[Figure record listings]
# # # # # # #

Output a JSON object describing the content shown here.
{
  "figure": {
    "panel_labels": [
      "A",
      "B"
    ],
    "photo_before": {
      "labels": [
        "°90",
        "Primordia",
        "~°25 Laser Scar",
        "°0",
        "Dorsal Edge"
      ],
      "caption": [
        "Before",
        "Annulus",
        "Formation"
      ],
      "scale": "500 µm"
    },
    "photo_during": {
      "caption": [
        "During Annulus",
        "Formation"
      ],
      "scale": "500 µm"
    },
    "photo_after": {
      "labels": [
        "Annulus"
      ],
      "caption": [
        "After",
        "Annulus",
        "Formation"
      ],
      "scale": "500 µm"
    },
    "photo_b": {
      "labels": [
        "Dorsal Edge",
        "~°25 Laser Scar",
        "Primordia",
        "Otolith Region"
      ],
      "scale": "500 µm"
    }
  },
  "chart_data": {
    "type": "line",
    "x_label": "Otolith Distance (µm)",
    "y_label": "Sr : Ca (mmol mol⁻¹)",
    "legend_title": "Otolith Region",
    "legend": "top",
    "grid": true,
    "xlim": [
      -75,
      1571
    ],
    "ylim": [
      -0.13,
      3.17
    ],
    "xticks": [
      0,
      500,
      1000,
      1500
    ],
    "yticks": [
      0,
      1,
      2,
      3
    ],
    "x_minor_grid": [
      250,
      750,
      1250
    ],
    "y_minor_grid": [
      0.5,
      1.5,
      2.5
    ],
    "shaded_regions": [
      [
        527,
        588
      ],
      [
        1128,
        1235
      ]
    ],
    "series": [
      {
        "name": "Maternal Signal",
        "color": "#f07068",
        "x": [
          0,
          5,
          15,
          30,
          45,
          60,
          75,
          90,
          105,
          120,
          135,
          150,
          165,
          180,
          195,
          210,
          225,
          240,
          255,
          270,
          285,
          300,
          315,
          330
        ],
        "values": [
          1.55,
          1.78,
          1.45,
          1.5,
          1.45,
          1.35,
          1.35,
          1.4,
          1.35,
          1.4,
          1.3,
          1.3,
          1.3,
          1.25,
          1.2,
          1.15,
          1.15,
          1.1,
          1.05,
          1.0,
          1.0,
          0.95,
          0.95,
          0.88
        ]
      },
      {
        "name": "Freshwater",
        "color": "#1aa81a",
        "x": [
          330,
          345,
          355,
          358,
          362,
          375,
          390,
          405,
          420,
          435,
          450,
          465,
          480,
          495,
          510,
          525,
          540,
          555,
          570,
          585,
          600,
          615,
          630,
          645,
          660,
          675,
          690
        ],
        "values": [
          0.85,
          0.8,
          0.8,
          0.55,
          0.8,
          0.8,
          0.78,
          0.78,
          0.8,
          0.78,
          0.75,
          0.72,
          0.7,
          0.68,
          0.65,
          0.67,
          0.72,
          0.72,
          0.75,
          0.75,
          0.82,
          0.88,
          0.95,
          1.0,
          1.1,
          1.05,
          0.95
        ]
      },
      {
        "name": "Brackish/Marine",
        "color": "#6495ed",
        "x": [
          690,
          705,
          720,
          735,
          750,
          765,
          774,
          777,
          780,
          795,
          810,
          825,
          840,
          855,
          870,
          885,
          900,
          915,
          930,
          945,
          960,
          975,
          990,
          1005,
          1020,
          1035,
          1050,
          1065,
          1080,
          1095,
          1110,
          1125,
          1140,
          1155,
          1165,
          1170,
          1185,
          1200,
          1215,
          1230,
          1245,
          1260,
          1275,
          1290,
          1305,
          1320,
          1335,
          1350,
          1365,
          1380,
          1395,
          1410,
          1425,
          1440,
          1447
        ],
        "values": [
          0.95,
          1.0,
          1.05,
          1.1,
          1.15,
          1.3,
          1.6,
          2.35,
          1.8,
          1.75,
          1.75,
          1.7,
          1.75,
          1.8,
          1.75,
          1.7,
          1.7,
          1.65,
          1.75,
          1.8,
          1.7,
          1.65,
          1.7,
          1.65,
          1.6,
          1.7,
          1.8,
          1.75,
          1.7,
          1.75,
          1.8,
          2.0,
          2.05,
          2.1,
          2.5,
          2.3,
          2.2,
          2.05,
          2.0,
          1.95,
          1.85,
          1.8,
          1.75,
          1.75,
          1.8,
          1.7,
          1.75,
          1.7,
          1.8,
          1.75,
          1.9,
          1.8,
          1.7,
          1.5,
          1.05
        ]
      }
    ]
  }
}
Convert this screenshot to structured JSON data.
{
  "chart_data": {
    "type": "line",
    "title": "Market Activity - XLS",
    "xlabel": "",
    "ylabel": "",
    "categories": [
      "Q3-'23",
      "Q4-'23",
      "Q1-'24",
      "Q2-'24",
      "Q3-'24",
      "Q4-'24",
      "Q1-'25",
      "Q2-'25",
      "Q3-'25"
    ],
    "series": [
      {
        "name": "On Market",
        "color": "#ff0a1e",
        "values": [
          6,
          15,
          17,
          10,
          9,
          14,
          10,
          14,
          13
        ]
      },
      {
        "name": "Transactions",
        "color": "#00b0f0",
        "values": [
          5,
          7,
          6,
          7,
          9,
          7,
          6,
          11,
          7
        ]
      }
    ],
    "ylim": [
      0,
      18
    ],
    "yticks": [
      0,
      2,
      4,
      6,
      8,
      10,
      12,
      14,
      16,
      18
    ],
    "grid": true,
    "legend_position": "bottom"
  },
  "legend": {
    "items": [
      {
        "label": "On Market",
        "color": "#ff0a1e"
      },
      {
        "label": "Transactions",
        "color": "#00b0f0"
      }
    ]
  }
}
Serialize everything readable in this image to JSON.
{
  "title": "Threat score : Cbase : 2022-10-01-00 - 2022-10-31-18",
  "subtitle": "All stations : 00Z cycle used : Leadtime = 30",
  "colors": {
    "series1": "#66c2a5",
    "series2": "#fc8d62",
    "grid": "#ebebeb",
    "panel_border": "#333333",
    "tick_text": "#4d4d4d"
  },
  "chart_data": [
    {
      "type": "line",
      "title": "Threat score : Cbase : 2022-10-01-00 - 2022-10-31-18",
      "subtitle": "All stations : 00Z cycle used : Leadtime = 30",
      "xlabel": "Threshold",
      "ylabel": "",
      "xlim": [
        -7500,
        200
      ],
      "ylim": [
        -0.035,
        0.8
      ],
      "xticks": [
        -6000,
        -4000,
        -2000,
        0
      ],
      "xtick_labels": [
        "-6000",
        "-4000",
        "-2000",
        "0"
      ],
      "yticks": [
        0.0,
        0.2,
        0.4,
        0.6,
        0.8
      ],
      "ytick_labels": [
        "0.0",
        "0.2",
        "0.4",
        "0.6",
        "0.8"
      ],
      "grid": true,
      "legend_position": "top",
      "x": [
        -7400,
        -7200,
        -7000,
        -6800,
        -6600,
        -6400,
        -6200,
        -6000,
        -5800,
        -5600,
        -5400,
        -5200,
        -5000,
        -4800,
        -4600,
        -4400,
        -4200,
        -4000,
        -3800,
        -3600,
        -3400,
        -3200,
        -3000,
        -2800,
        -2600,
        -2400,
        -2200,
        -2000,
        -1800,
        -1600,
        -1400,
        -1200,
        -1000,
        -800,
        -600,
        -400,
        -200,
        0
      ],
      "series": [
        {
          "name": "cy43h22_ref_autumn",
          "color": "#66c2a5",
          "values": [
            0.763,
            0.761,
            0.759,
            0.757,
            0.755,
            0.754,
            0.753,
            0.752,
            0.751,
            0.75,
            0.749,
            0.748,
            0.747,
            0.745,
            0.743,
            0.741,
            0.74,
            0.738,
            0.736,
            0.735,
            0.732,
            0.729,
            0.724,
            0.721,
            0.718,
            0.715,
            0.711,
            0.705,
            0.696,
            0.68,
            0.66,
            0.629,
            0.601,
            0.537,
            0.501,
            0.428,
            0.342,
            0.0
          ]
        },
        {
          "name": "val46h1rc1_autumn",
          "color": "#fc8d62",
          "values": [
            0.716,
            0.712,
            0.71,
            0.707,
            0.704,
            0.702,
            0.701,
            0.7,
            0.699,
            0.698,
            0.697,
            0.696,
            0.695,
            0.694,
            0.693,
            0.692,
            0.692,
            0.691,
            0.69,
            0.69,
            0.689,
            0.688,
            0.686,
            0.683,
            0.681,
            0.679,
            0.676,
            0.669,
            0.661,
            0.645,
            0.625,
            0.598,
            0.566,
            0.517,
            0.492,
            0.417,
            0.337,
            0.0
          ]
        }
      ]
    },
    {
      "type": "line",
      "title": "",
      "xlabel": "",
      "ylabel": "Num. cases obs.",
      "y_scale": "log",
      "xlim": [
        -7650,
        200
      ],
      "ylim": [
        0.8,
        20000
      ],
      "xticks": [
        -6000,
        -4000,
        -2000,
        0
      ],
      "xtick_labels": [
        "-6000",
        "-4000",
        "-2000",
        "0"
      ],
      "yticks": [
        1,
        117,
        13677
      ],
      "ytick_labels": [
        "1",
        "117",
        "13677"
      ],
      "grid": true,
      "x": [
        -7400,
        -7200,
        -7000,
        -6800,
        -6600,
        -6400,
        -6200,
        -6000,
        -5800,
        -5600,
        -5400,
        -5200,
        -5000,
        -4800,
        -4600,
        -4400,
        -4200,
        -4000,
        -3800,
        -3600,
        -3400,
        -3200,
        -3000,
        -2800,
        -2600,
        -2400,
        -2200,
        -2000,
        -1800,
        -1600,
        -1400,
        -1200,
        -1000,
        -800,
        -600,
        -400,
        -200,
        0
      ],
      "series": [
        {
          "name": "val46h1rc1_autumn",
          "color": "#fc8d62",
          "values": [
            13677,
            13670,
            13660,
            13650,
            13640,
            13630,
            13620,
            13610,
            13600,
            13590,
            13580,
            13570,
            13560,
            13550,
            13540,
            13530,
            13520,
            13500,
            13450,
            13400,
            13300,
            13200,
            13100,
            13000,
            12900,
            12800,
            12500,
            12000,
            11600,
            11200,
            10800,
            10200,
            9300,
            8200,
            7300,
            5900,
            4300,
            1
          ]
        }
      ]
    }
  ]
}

# # # # # # #

◆ What you will do ◆
In the records above, collect each line with "JSON".

◆ Answer to this problem ◆
Output a JSON object describing the content shown here.
Convert this screenshot to structured JSON data.
Serialize everything readable in this image to JSON.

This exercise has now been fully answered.